▶ [Exercise aim] Output the full listing below exactly, without the pictures.

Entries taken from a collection
§

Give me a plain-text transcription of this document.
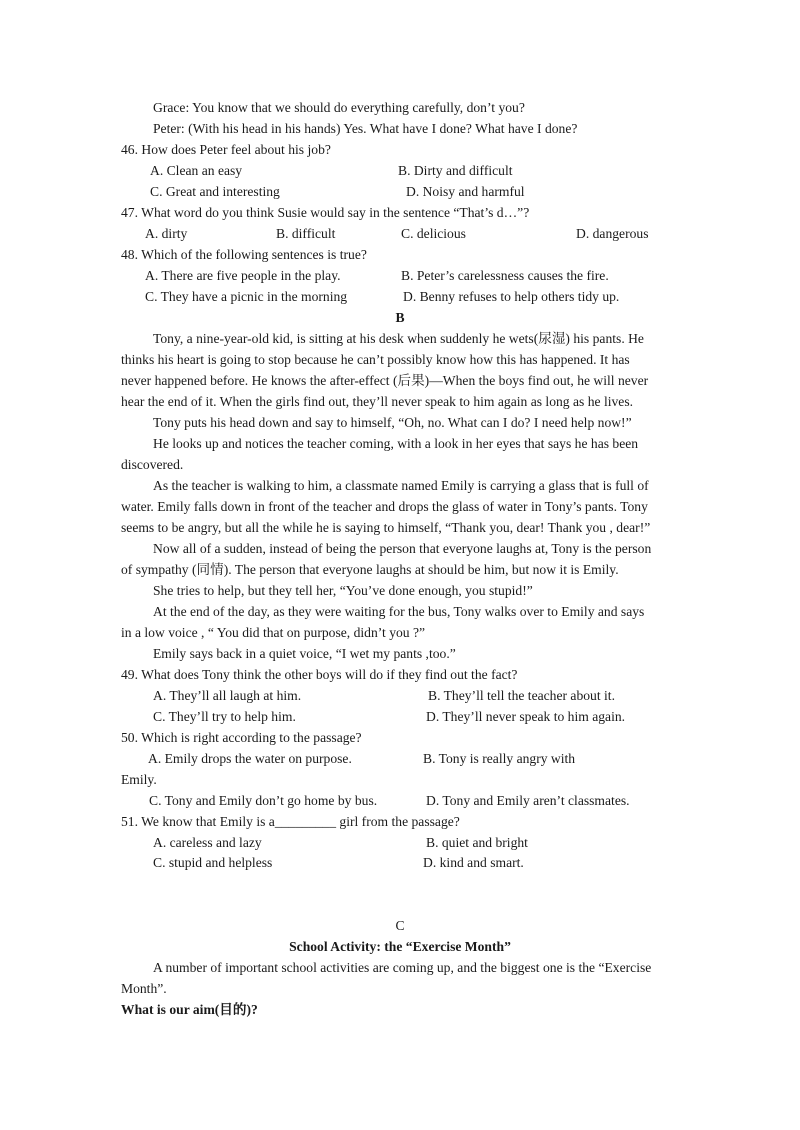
Grace: You know that we should do everything carefully, don’t you?
Peter: (With his head in his hands) Yes. What have I done? What have I done?
46. How does Peter feel about his job?
A. Clean an easy	B. Dirty and difficult
C. Great and interesting	D. Noisy and harmful
47. What word do you think Susie would say in the sentence “That’s d…”?
A. dirty	B. difficult	C. delicious	D. dangerous
48. Which of the following sentences is true?
A. There are five people in the play.	B. Peter’s carelessness causes the fire.
C. They have a picnic in the morning	D. Benny refuses to help others tidy up.
B
Tony, a nine-year-old kid, is sitting at his desk when suddenly he wets(尿湿) his pants. He
thinks his heart is going to stop because he can’t possibly know how this has happened. It has
never happened before. He knows the after-effect (后果)—When the boys find out, he will never
hear the end of it. When the girls find out, they’ll never speak to him again as long as he lives.
Tony puts his head down and say to himself, “Oh, no. What can I do? I need help now!”
He looks up and notices the teacher coming, with a look in her eyes that says he has been
discovered.
As the teacher is walking to him, a classmate named Emily is carrying a glass that is full of
water. Emily falls down in front of the teacher and drops the glass of water in Tony’s pants. Tony
seems to be angry, but all the while he is saying to himself, “Thank you, dear! Thank you , dear!”
Now all of a sudden, instead of being the person that everyone laughs at, Tony is the person
of sympathy (同情). The person that everyone laughs at should be him, but now it is Emily.
She tries to help, but they tell her, “You’ve done enough, you stupid!”
At the end of the day, as they were waiting for the bus, Tony walks over to Emily and says
in a low voice , “ You did that on purpose, didn’t you ?”
Emily says back in a quiet voice, “I wet my pants ,too.”
49. What does Tony think the other boys will do if they find out the fact?
A. They’ll all laugh at him.	B. They’ll tell the teacher about it.
C. They’ll try to help him.	D. They’ll never speak to him again.
50. Which is right according to the passage?
A. Emily drops the water on purpose.	B. Tony is really angry with
Emily.
C. Tony and Emily don’t go home by bus.	D. Tony and Emily aren’t classmates.
51. We know that Emily is a_________ girl from the passage?
A. careless and lazy	B. quiet and bright
C. stupid and helpless	D. kind and smart.
C
School Activity: the “Exercise Month”
A number of important school activities are coming up, and the biggest one is the “Exercise
Month”.
What is our aim(目的)?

§

▶ [Exercise output]
Give me a plain-text transcription of this document.
Grace: You know that we should do everything carefully, don’t you?
Peter: (With his head in his hands) Yes. What have I done? What have I done?
46. How does Peter feel about his job?
A. Clean an easy	B. Dirty and difficult
C. Great and interesting	D. Noisy and harmful
47. What word do you think Susie would say in the sentence “That’s d…”?
A. dirty	B. difficult	C. delicious	D. dangerous
48. Which of the following sentences is true?
A. There are five people in the play.	B. Peter’s carelessness causes the fire.
C. They have a picnic in the morning	D. Benny refuses to help others tidy up.
B
Tony, a nine-year-old kid, is sitting at his desk when suddenly he wets(尿湿) his pants. He
thinks his heart is going to stop because he can’t possibly know how this has happened. It has
never happened before. He knows the after-effect (后果)—When the boys find out, he will never
hear the end of it. When the girls find out, they’ll never speak to him again as long as he lives.
Tony puts his head down and say to himself, “Oh, no. What can I do? I need help now!”
He looks up and notices the teacher coming, with a look in her eyes that says he has been
discovered.
As the teacher is walking to him, a classmate named Emily is carrying a glass that is full of
water. Emily falls down in front of the teacher and drops the glass of water in Tony’s pants. Tony
seems to be angry, but all the while he is saying to himself, “Thank you, dear! Thank you , dear!”
Now all of a sudden, instead of being the person that everyone laughs at, Tony is the person
of sympathy (同情). The person that everyone laughs at should be him, but now it is Emily.
She tries to help, but they tell her, “You’ve done enough, you stupid!”
At the end of the day, as they were waiting for the bus, Tony walks over to Emily and says
in a low voice , “ You did that on purpose, didn’t you ?”
Emily says back in a quiet voice, “I wet my pants ,too.”
49. What does Tony think the other boys will do if they find out the fact?
A. They’ll all laugh at him.	B. They’ll tell the teacher about it.
C. They’ll try to help him.	D. They’ll never speak to him again.
50. Which is right according to the passage?
A. Emily drops the water on purpose.	B. Tony is really angry with
Emily.
C. Tony and Emily don’t go home by bus.	D. Tony and Emily aren’t classmates.
51. We know that Emily is a_________ girl from the passage?
A. careless and lazy	B. quiet and bright
C. stupid and helpless	D. kind and smart.
C
School Activity: the “Exercise Month”
A number of important school activities are coming up, and the biggest one is the “Exercise
Month”.
What is our aim(目的)?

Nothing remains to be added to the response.